— SOURCE RECORDS —

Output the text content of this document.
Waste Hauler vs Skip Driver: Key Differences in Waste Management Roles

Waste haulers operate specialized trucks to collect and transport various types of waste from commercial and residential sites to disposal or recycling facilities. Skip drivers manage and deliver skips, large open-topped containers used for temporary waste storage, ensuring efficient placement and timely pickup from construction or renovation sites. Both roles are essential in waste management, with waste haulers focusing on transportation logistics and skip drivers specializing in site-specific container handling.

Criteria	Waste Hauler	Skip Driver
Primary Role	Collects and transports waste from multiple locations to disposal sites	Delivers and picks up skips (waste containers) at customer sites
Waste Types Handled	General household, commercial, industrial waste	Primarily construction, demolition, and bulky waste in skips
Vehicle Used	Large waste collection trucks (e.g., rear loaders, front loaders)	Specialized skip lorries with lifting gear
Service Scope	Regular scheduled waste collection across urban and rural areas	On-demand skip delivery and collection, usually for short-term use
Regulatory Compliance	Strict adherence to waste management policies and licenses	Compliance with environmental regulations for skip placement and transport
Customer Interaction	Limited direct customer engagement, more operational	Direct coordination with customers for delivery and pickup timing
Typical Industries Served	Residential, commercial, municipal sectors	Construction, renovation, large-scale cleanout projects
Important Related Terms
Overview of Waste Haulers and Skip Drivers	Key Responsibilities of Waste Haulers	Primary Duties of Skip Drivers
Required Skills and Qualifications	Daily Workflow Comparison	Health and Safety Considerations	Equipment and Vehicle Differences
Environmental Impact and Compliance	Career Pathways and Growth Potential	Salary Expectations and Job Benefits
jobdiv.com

— GIVEN EXERCISE —
Return all lines containing "delivery".

— SOLUTION TO THIS TASK —
Service Scope	Regular scheduled waste collection across urban and rural areas	On-demand skip delivery and collection, usually for short-term use
Customer Interaction	Limited direct customer engagement, more operational	Direct coordination with customers for delivery and pickup timing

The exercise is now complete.